▶ _Your goal_: Identify each line in the records below that contains the word "levels", and copy it.

——————————

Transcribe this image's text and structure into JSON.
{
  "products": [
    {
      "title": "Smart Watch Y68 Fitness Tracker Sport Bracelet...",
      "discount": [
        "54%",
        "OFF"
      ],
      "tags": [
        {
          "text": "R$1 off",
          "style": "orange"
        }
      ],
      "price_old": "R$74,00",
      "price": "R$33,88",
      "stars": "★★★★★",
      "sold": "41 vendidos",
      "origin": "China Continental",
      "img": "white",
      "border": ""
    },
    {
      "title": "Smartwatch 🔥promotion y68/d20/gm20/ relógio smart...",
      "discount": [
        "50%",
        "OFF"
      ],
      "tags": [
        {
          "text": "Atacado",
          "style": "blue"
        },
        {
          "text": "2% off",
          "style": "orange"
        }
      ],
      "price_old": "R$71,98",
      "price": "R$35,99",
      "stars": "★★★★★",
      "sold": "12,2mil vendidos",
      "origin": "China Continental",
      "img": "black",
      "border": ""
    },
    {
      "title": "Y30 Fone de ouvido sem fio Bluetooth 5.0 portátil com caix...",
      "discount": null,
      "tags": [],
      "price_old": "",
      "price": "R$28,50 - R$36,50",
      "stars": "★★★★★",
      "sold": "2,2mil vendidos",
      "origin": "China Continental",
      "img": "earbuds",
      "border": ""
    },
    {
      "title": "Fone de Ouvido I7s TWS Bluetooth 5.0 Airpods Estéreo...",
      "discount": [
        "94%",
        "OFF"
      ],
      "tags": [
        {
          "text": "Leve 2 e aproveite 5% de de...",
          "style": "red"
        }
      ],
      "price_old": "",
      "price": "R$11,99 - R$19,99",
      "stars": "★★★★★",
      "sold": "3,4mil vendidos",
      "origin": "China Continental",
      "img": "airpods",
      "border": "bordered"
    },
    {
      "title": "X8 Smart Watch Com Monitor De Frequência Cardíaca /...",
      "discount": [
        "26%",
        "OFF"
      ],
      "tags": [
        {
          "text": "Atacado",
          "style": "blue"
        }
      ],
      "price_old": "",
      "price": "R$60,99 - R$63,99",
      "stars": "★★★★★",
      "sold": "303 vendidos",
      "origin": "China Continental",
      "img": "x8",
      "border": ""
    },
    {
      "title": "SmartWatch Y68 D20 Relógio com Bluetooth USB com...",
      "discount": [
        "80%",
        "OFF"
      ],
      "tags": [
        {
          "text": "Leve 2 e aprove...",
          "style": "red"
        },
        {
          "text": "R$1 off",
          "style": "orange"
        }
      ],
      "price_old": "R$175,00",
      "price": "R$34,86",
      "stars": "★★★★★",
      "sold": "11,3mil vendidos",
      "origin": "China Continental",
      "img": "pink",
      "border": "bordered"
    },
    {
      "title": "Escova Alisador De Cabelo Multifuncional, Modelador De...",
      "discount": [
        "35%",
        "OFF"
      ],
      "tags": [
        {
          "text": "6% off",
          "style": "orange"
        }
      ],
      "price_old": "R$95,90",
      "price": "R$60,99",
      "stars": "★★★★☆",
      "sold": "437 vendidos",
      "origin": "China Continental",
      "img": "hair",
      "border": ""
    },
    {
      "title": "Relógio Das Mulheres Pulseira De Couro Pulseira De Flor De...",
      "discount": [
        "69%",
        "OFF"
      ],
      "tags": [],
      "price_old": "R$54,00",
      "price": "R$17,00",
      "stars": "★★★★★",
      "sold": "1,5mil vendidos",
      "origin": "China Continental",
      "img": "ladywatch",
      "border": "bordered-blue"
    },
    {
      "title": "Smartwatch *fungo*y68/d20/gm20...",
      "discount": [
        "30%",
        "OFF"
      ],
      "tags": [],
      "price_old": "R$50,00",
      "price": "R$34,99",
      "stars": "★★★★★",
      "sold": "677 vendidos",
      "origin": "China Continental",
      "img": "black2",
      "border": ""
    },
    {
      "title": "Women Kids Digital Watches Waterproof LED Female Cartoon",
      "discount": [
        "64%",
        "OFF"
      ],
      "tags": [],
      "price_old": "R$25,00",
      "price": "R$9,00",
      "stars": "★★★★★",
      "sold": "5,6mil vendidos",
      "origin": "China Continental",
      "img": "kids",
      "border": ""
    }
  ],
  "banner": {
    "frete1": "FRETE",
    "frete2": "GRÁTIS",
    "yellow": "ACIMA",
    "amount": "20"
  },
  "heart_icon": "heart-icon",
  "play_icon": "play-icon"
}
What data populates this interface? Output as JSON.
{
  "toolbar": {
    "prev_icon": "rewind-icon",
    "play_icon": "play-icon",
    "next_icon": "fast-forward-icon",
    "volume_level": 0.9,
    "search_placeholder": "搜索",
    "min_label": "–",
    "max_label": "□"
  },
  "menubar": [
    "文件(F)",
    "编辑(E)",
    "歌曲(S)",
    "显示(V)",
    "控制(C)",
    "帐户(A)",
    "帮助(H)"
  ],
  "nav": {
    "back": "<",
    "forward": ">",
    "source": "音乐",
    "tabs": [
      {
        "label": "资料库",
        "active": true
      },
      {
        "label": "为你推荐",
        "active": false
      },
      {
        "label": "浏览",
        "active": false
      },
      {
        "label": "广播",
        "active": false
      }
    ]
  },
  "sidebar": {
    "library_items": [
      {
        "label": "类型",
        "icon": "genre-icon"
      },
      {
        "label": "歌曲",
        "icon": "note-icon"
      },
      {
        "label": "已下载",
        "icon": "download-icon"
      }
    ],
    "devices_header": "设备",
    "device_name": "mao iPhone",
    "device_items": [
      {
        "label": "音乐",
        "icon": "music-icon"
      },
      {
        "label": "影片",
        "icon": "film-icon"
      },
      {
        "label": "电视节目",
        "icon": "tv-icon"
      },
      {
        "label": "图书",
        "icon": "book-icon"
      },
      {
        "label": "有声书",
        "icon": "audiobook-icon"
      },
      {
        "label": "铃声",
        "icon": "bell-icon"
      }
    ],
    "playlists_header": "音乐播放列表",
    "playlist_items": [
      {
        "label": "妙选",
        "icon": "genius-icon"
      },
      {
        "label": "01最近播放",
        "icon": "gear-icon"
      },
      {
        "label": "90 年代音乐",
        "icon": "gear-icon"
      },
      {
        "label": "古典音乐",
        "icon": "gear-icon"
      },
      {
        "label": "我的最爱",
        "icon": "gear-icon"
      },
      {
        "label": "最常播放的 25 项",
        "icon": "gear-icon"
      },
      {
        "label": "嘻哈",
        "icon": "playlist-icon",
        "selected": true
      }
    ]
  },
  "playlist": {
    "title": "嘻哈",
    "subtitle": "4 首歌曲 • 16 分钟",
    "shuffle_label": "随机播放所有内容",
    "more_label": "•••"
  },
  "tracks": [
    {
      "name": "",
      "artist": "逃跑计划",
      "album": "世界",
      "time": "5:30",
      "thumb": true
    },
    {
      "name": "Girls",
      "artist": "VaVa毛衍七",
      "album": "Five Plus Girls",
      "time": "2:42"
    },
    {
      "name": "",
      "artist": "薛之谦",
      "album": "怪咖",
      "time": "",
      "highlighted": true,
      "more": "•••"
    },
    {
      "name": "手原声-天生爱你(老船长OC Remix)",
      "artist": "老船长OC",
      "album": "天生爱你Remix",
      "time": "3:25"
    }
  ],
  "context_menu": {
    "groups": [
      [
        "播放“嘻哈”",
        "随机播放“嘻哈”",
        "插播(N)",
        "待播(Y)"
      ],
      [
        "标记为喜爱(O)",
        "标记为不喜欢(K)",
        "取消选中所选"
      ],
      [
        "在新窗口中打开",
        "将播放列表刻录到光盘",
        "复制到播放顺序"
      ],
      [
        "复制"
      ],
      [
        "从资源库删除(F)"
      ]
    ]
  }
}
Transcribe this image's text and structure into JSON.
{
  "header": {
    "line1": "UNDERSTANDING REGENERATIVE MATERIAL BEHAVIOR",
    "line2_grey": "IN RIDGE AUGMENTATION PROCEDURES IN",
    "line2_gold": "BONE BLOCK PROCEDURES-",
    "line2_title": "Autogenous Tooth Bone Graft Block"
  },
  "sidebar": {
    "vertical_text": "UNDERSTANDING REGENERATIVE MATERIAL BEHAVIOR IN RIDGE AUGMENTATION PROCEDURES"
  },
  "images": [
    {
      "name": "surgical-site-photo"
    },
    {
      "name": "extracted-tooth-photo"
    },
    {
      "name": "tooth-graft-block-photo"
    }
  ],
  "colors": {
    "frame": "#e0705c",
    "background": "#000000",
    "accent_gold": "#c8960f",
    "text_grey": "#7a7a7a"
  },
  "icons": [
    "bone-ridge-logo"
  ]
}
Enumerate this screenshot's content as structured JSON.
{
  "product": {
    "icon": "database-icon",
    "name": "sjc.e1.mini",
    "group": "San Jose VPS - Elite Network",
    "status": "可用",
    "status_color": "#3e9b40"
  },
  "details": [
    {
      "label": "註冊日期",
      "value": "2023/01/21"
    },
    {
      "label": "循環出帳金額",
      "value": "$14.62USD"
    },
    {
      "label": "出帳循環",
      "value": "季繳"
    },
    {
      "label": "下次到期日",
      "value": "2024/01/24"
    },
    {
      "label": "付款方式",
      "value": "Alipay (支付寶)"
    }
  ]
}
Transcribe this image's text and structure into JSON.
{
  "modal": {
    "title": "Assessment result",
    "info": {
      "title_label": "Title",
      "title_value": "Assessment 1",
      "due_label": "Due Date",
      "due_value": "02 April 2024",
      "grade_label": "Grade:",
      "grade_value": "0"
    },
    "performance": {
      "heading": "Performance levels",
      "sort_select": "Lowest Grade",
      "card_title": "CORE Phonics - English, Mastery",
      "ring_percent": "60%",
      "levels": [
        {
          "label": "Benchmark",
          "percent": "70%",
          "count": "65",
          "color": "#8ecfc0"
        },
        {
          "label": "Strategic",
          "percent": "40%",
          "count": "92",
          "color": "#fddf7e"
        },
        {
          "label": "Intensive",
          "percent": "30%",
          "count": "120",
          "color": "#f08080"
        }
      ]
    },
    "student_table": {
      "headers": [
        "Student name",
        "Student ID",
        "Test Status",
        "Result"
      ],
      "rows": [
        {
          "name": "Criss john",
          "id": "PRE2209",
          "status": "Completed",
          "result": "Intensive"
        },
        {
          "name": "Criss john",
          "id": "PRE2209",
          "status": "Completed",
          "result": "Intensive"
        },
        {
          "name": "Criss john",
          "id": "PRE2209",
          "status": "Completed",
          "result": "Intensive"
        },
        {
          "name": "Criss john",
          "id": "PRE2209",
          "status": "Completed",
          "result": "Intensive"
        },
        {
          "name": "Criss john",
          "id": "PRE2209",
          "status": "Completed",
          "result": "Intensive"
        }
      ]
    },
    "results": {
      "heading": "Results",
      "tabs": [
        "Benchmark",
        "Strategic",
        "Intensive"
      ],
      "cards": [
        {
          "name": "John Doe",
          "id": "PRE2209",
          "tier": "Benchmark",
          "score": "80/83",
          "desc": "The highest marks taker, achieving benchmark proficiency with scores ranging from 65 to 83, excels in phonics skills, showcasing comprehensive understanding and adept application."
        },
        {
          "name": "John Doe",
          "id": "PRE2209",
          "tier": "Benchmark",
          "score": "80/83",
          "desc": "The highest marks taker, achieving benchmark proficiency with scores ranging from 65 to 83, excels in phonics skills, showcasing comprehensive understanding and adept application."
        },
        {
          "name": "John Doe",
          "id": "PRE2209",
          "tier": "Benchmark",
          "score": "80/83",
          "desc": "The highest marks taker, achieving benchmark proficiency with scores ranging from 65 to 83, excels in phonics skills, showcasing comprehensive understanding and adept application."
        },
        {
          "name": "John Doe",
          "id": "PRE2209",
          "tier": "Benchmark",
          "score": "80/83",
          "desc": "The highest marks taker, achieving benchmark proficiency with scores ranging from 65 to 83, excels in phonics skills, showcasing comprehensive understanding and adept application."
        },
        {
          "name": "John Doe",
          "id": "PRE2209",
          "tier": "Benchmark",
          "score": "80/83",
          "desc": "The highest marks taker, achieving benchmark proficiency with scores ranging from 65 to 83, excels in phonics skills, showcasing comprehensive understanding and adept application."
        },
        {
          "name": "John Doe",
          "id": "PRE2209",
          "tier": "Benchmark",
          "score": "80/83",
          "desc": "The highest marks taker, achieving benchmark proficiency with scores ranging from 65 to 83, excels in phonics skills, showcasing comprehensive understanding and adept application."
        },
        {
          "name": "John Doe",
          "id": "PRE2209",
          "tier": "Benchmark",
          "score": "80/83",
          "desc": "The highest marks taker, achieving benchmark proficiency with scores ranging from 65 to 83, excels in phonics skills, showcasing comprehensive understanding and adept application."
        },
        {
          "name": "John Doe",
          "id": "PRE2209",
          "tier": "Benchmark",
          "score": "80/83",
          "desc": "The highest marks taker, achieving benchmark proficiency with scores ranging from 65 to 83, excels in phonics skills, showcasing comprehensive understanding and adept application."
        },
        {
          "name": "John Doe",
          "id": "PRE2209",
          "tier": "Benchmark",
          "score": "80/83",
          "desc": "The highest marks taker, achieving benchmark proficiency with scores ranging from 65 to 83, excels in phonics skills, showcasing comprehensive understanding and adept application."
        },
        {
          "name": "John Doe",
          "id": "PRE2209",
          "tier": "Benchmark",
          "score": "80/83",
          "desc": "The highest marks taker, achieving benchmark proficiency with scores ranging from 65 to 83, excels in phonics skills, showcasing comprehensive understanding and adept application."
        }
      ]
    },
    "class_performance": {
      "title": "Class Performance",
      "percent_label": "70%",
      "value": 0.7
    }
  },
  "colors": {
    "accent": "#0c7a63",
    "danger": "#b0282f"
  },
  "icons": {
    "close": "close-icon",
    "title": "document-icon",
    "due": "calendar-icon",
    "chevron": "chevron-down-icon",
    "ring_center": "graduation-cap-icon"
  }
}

——————————

▶ _The reply_:
      "heading": "Performance levels",
      "levels": [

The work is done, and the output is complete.